Aim of the exercise >>
Gather each line containing the string "time" from these entries.

-- -- --

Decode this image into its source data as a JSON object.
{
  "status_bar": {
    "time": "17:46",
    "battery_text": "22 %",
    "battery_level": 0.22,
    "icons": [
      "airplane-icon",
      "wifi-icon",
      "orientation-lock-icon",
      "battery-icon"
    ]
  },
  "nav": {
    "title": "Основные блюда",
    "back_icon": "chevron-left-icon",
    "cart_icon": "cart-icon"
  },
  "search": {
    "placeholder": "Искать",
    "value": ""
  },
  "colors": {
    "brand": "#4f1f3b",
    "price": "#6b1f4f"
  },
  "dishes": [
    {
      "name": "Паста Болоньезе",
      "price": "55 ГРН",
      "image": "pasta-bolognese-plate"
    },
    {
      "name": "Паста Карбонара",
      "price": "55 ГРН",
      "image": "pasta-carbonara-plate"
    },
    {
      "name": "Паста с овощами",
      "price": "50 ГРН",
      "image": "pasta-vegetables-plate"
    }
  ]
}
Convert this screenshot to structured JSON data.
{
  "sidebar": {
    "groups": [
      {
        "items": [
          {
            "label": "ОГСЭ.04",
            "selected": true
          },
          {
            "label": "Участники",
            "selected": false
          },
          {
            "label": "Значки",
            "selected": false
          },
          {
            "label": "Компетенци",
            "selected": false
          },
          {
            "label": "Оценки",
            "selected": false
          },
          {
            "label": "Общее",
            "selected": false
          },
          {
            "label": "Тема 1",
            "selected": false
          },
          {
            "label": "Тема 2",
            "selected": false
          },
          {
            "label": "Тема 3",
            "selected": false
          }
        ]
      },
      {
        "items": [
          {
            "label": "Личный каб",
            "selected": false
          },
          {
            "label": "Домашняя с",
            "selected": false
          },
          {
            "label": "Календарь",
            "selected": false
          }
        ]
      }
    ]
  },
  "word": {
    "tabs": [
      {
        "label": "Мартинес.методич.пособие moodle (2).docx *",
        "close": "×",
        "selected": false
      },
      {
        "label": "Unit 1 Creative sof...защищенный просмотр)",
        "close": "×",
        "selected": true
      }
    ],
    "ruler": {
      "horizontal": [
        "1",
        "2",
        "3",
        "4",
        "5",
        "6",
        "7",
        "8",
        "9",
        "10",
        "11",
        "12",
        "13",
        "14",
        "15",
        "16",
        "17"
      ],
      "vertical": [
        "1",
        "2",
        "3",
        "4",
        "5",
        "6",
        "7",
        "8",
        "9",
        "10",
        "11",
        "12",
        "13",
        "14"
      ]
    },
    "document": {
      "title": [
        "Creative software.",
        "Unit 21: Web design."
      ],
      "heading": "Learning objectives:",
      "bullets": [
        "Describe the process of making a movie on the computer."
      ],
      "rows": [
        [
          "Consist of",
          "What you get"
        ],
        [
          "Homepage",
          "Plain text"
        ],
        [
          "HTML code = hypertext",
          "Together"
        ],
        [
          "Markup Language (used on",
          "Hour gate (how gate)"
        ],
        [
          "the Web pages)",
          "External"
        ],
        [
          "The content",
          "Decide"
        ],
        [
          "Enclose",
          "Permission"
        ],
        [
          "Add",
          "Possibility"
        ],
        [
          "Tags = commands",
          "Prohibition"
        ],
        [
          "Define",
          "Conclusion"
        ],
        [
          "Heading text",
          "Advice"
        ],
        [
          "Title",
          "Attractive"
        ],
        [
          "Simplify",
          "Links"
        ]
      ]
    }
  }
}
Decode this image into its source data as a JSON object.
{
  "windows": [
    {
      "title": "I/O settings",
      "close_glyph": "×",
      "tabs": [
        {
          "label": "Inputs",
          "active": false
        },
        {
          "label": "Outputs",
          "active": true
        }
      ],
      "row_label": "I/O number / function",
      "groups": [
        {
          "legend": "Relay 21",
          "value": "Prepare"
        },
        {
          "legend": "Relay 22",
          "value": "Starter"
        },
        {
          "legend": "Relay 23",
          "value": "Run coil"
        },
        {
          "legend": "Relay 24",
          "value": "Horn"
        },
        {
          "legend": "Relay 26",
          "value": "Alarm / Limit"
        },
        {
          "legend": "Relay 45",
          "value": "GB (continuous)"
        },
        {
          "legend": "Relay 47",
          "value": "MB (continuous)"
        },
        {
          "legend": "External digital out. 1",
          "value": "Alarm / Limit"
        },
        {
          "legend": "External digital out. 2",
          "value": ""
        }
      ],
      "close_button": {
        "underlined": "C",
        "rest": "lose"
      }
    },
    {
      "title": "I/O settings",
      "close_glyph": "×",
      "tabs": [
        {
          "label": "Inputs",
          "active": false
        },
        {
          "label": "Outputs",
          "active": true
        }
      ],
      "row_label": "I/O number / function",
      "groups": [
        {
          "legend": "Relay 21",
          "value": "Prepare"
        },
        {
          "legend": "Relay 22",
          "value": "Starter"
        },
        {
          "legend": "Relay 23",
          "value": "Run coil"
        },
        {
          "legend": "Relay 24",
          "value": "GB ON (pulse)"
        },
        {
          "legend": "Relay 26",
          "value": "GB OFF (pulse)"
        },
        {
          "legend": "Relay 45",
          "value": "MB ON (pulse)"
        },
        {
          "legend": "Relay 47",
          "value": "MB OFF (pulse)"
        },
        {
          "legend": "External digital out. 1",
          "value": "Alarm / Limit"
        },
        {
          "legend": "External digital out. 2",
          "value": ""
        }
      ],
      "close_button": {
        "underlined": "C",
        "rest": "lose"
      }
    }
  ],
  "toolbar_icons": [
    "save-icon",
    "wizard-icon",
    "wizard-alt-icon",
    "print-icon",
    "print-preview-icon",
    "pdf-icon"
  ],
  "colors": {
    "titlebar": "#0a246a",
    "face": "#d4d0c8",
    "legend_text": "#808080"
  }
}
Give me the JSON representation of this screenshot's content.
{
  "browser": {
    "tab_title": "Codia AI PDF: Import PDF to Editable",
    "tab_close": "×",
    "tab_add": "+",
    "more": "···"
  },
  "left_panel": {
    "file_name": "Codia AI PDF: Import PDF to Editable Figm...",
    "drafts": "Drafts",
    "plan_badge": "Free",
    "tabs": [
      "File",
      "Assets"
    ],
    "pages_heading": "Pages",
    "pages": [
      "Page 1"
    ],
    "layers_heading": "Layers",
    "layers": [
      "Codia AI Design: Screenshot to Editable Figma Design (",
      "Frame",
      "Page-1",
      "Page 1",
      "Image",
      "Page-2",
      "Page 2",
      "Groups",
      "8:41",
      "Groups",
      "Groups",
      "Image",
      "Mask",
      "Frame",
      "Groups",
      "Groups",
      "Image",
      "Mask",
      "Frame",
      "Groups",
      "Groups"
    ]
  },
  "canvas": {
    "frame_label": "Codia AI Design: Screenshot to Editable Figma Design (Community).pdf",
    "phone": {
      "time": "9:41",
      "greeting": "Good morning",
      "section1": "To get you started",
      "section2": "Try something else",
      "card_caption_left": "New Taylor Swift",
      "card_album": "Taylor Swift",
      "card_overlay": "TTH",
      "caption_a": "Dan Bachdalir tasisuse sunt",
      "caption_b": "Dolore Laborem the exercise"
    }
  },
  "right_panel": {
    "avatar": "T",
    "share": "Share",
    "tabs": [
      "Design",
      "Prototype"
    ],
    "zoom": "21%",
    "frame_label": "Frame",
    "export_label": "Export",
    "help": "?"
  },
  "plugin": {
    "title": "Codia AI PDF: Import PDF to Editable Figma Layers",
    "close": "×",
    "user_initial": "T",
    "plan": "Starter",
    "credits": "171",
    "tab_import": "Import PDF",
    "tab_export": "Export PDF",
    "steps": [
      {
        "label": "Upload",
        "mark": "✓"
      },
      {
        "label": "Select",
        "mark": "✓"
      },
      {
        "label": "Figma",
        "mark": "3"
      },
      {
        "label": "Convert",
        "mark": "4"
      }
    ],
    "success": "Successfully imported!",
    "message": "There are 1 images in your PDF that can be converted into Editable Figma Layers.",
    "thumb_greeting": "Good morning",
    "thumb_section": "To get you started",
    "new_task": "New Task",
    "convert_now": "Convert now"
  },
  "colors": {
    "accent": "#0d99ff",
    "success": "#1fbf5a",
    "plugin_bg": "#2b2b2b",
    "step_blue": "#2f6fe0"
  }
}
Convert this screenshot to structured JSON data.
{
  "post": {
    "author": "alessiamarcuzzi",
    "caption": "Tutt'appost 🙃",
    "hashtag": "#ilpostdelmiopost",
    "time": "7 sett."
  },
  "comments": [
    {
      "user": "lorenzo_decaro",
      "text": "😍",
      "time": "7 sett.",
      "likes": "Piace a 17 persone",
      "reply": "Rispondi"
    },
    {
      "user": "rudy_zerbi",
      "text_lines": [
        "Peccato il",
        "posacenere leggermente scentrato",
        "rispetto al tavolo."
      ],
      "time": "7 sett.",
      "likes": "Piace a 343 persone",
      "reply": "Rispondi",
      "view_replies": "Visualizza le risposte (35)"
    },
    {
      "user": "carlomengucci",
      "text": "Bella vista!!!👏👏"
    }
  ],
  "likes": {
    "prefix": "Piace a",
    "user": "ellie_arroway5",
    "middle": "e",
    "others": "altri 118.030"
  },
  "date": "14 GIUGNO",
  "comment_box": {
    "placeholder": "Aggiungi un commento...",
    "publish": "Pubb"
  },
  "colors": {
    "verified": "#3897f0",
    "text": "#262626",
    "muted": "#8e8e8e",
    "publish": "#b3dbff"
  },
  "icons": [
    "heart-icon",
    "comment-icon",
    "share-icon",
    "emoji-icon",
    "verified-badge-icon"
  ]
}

-- -- --

Answer to the exercise >>
    "time": "17:46",
      "time": "9:41",
    "time": "7 sett."
      "time": "7 sett.",
      "time": "7 sett.",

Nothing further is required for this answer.